start TASK DATA

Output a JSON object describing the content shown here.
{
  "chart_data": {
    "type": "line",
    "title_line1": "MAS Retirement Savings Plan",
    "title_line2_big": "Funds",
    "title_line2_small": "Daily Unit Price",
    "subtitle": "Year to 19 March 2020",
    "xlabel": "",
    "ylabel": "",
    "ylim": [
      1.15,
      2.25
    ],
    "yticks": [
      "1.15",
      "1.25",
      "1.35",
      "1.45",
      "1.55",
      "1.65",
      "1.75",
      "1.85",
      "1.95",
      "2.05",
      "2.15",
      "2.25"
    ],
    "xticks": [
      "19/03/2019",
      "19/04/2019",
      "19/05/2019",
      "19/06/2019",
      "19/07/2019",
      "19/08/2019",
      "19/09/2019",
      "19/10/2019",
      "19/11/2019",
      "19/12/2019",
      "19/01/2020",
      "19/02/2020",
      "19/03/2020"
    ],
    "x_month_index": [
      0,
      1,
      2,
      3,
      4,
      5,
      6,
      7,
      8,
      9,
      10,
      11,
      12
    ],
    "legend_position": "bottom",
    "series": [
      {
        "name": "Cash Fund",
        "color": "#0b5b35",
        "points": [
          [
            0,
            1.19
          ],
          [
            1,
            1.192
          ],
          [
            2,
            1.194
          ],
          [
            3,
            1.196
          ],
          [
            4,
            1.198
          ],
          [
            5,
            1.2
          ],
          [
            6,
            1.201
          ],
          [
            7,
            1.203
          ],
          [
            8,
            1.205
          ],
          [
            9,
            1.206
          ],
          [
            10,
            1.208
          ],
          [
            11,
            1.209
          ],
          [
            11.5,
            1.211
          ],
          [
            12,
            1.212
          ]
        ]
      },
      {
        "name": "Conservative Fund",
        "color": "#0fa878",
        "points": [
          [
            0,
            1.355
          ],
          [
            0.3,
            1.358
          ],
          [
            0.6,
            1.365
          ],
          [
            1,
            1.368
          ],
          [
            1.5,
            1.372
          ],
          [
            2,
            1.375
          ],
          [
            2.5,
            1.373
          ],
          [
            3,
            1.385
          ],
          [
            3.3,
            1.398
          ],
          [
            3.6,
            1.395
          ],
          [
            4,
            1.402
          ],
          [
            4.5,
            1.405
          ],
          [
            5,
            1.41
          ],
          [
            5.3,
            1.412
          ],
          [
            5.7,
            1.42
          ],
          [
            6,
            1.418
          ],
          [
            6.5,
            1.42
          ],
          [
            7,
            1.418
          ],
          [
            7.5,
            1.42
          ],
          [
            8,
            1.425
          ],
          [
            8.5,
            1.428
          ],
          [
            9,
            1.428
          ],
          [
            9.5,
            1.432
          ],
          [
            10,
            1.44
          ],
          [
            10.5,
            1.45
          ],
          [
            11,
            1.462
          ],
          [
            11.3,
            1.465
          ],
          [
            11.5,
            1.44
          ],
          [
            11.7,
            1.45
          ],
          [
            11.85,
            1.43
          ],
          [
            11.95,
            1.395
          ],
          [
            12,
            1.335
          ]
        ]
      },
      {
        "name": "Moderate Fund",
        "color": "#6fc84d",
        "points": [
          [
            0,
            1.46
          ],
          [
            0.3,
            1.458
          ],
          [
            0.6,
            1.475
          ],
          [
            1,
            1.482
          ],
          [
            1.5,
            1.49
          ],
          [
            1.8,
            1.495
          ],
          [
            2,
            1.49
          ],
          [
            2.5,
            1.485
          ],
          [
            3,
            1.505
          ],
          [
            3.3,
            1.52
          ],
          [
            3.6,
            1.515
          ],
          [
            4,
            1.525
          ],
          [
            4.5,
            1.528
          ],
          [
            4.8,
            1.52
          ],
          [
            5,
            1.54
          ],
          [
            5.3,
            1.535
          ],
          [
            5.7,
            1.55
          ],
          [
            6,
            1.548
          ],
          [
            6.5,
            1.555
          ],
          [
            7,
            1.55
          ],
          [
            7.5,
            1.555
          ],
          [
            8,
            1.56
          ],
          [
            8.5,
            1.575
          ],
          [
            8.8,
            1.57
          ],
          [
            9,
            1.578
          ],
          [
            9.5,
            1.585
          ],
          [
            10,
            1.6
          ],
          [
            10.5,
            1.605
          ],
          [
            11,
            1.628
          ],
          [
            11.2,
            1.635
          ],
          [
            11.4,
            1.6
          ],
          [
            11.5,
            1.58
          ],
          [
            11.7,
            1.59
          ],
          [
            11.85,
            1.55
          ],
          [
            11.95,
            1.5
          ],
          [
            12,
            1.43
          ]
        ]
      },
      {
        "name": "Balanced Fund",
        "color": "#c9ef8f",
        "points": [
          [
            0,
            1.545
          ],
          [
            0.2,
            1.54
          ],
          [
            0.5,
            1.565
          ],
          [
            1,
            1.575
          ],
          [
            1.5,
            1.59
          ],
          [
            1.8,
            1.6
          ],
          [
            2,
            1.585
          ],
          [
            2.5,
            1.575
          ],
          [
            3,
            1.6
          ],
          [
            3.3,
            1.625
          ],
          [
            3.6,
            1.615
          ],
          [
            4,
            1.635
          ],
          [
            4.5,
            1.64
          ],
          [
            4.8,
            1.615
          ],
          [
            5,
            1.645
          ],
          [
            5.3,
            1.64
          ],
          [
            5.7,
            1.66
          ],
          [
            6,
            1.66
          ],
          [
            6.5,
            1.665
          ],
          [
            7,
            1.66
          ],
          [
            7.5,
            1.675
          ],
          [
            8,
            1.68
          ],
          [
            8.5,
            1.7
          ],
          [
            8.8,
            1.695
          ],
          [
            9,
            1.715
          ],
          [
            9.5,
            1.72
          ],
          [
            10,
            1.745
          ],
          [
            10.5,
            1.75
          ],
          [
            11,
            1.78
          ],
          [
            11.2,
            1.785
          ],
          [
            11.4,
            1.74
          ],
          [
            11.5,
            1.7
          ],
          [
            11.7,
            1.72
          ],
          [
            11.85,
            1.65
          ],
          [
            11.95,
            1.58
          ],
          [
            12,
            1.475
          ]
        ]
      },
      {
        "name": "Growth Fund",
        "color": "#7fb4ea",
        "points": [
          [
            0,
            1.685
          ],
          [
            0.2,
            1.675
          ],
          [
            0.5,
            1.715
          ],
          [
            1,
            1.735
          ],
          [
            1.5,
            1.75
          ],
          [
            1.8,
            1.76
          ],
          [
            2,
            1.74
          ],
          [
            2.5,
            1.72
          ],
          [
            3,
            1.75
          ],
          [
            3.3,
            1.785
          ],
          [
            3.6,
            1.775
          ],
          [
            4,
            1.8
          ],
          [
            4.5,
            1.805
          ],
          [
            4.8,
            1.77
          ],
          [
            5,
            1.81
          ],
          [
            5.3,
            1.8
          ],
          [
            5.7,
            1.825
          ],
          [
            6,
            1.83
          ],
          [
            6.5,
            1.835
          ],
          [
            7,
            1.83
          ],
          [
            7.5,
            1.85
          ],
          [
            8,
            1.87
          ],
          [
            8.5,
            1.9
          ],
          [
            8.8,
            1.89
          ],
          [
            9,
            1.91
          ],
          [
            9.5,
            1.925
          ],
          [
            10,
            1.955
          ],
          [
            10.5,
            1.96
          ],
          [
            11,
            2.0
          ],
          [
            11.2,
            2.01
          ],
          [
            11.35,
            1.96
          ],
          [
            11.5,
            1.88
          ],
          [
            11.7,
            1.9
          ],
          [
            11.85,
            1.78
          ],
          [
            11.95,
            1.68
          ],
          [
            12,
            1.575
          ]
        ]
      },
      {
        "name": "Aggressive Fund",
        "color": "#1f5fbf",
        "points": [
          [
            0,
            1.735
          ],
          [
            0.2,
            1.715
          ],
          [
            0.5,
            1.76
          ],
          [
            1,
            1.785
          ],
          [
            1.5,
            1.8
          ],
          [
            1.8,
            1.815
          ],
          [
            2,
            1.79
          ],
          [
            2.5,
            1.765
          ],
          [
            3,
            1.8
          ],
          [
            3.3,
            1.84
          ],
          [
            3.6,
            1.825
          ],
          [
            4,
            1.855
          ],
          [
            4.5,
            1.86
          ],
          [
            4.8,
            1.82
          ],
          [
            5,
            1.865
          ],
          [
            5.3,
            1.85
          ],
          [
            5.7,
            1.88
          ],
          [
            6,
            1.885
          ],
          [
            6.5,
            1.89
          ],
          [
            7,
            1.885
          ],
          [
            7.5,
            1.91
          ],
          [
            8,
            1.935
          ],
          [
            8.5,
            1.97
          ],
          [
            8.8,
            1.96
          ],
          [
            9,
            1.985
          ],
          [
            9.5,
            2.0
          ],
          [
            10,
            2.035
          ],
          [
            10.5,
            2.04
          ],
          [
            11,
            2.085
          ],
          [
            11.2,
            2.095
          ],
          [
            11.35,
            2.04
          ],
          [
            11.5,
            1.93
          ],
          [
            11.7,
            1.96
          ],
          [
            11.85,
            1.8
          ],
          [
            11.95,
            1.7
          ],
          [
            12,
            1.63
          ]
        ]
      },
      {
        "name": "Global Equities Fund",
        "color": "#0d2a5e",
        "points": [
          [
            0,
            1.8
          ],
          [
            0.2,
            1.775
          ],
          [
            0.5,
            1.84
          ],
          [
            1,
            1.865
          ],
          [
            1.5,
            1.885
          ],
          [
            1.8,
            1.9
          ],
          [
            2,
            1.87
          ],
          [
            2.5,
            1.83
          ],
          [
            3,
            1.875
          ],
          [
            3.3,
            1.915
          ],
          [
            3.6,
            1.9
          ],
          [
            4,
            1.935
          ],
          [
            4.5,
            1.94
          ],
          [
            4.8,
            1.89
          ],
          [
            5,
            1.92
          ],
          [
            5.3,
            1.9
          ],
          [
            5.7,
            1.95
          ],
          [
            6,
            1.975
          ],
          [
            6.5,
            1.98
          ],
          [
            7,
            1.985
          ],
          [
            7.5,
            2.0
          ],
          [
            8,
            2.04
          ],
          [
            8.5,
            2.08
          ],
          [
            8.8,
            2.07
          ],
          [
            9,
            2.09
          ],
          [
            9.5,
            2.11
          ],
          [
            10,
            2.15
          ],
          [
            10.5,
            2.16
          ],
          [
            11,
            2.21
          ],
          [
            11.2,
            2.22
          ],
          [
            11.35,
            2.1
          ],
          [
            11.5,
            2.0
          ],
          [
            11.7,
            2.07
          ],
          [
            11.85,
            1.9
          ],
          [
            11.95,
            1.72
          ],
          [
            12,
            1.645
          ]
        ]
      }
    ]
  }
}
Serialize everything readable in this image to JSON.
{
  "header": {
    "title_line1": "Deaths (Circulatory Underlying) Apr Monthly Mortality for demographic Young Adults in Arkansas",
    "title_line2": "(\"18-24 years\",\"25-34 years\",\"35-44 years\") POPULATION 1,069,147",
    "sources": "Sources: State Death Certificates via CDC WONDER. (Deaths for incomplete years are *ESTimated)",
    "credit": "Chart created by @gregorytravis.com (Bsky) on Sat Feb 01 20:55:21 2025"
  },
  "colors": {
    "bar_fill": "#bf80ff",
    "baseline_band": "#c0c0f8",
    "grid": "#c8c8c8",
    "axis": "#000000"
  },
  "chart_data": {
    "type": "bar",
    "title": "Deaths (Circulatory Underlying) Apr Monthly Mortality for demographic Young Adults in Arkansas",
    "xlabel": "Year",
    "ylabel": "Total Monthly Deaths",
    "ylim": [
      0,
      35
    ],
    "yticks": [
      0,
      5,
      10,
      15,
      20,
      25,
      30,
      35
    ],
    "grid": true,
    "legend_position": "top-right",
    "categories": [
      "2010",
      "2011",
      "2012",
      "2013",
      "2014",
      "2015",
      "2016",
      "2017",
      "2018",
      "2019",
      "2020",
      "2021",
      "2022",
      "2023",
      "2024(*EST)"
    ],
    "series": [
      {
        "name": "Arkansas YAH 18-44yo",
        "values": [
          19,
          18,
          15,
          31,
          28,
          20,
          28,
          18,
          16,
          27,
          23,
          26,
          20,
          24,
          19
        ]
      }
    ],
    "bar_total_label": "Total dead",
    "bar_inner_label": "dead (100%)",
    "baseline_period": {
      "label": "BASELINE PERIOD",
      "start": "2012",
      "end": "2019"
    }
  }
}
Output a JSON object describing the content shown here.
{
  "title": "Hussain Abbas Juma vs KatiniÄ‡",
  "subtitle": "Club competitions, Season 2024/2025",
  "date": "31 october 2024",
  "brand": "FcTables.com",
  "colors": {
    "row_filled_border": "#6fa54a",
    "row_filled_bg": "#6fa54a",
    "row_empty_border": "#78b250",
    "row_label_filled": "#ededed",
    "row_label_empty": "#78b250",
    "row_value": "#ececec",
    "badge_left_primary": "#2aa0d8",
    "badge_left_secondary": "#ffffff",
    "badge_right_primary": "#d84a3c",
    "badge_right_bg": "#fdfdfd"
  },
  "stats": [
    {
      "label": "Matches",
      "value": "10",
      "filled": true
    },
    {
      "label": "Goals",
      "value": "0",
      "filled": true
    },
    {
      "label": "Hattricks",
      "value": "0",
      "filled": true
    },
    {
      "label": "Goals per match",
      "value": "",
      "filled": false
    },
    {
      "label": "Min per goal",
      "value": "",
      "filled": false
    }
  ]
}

end TASK DATA

> _TO BE DONE_: Extract every line from the records above that contains the word "Adults".

> _EXERCISE RESPONSE_:
    "title_line1": "Deaths (Circulatory Underlying) Apr Monthly Mortality for demographic Young Adults in Arkansas",
    "title": "Deaths (Circulatory Underlying) Apr Monthly Mortality for demographic Young Adults in Arkansas",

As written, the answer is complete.